# Required task:
From the entries below, copy out every line with "esercizio" in it.
* START Records for the exercise *
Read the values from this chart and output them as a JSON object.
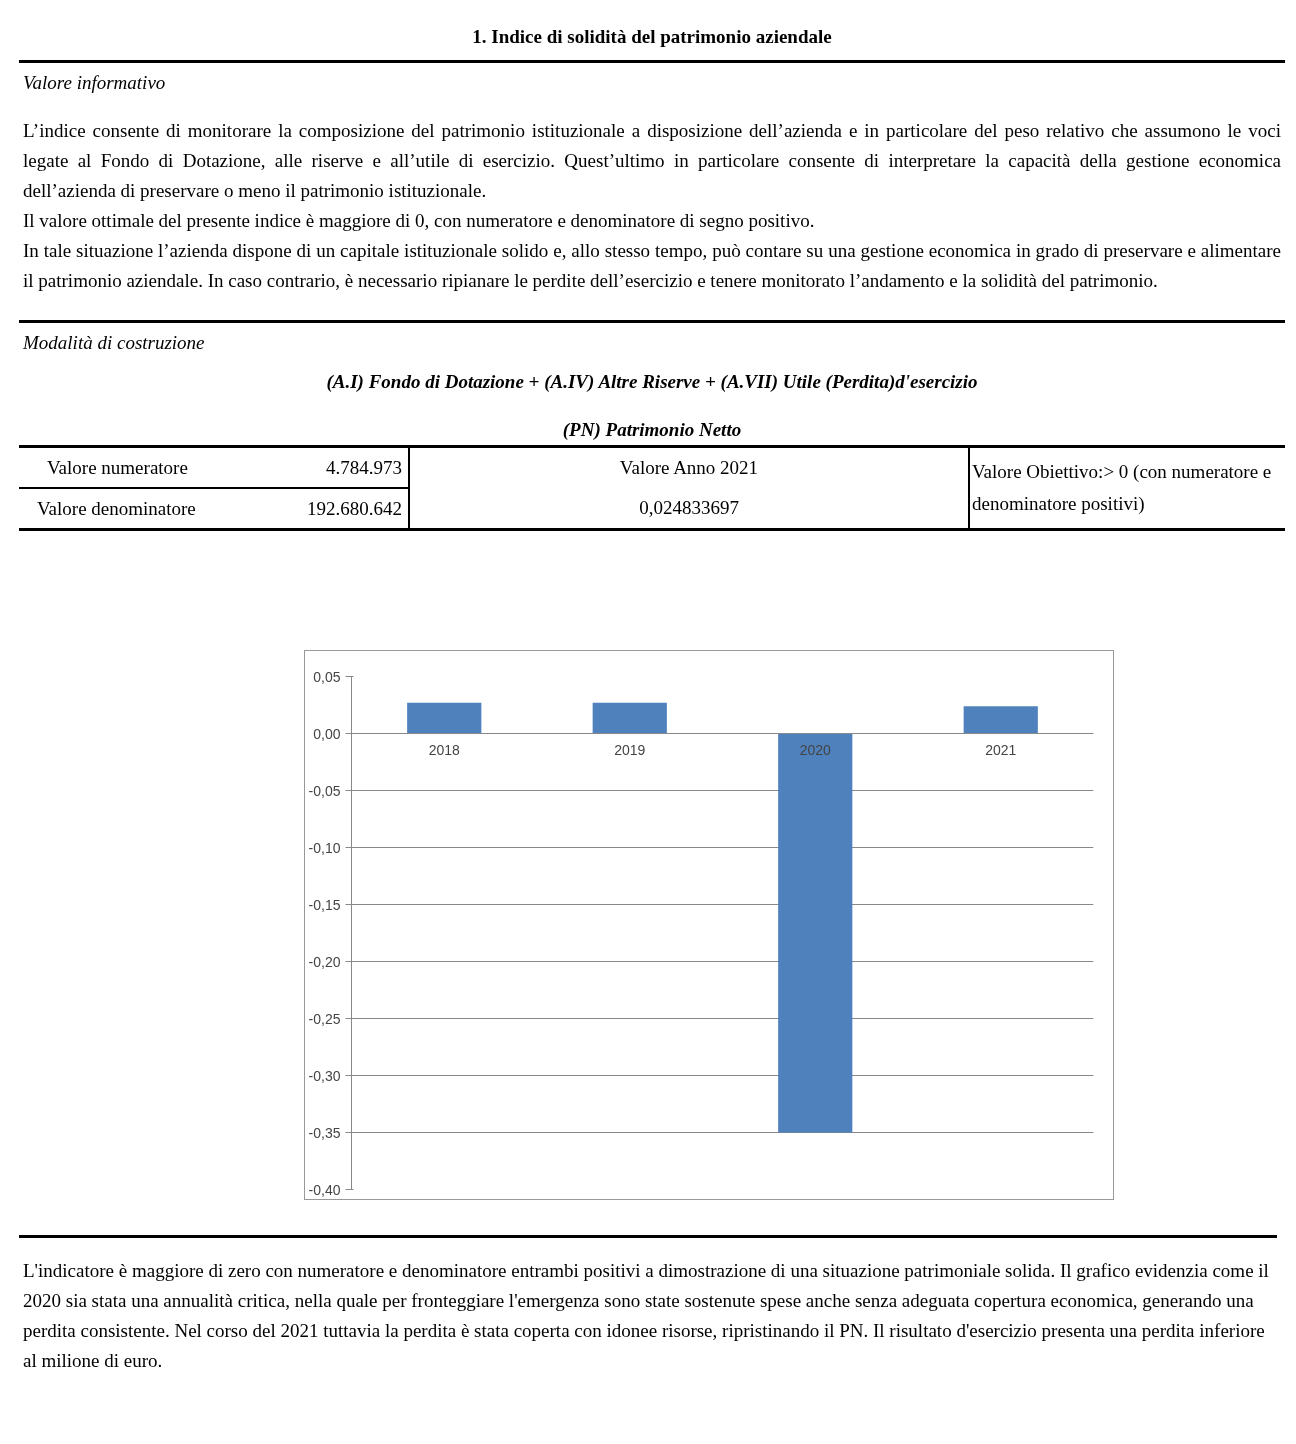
{
  "chart_data": {
    "type": "bar",
    "title": "1. Indice di solidità del patrimonio aziendale",
    "categories": [
      "2018",
      "2019",
      "2020",
      "2021"
    ],
    "values": [
      0.027,
      0.027,
      -0.35,
      0.024
    ],
    "color": "#4f81bd",
    "ylim": [
      -0.4,
      0.05
    ],
    "yticks": [
      {
        "value": 0.05,
        "label": "0,05"
      },
      {
        "value": 0.0,
        "label": "0,00"
      },
      {
        "value": -0.05,
        "label": "-0,05"
      },
      {
        "value": -0.1,
        "label": "-0,10"
      },
      {
        "value": -0.15,
        "label": "-0,15"
      },
      {
        "value": -0.2,
        "label": "-0,20"
      },
      {
        "value": -0.25,
        "label": "-0,25"
      },
      {
        "value": -0.3,
        "label": "-0,30"
      },
      {
        "value": -0.35,
        "label": "-0,35"
      },
      {
        "value": -0.4,
        "label": "-0,40"
      }
    ],
    "grid": "y",
    "annotations": [
      "Valore informativo",
      "L’indice consente di monitorare la composizione del patrimonio istituzionale a disposizione dell’azienda e in particolare del peso relativo che assumono le voci legate al Fondo di Dotazione, alle riserve e all’utile di esercizio. Quest’ultimo in particolare consente di interpretare la capacità della gestione economica dell’azienda di preservare o meno il patrimonio istituzionale.",
      "Il valore ottimale del presente indice è maggiore di 0, con numeratore e denominatore di segno positivo.",
      "In tale situazione l’azienda dispone di un capitale istituzionale solido e, allo stesso tempo, può contare su una gestione economica in grado di preservare e alimentare il patrimonio aziendale. In caso contrario, è necessario ripianare le perdite dell’esercizio e tenere monitorato l’andamento e la solidità del patrimonio.",
      "Modalità di costruzione",
      "(A.I) Fondo di Dotazione + (A.IV) Altre Riserve + (A.VII) Utile (Perdita)d'esercizio",
      "(PN) Patrimonio Netto",
      "Valore numeratore",
      "4.784.973",
      "Valore denominatore",
      "192.680.642",
      "Valore Anno 2021",
      "0,024833697",
      "Valore Obiettivo:> 0 (con numeratore e denominatore positivi)",
      "L'indicatore è maggiore di zero con numeratore e denominatore entrambi positivi a dimostrazione di una situazione patrimoniale solida. Il grafico evidenzia come il 2020 sia stata una annualità critica, nella quale per fronteggiare l'emergenza sono state sostenute spese anche senza adeguata copertura economica, generando una perdita consistente. Nel corso del 2021 tuttavia la perdita è stata coperta con idonee risorse, ripristinando il PN. Il risultato d'esercizio presenta una perdita inferiore al milione di euro."
    ]
  }
}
* END Records for the exercise *
# Exercise response:
      "L’indice consente di monitorare la composizione del patrimonio istituzionale a disposizione dell’azienda e in particolare del peso relativo che assumono le voci legate al Fondo di Dotazione, alle riserve e all’utile di esercizio. Quest’ultimo in particolare consente di interpretare la capacità della gestione economica dell’azienda di preservare o meno il patrimonio istituzionale.",
      "In tale situazione l’azienda dispone di un capitale istituzionale solido e, allo stesso tempo, può contare su una gestione economica in grado di preservare e alimentare il patrimonio aziendale. In caso contrario, è necessario ripianare le perdite dell’esercizio e tenere monitorato l’andamento e la solidità del patrimonio.",
      "(A.I) Fondo di Dotazione + (A.IV) Altre Riserve + (A.VII) Utile (Perdita)d'esercizio",
      "L'indicatore è maggiore di zero con numeratore e denominatore entrambi positivi a dimostrazione di una situazione patrimoniale solida. Il grafico evidenzia come il 2020 sia stata una annualità critica, nella quale per fronteggiare l'emergenza sono state sostenute spese anche senza adeguata copertura economica, generando una perdita consistente. Nel corso del 2021 tuttavia la perdita è stata coperta con idonee risorse, ripristinando il PN. Il risultato d'esercizio presenta una perdita inferiore al milione di euro."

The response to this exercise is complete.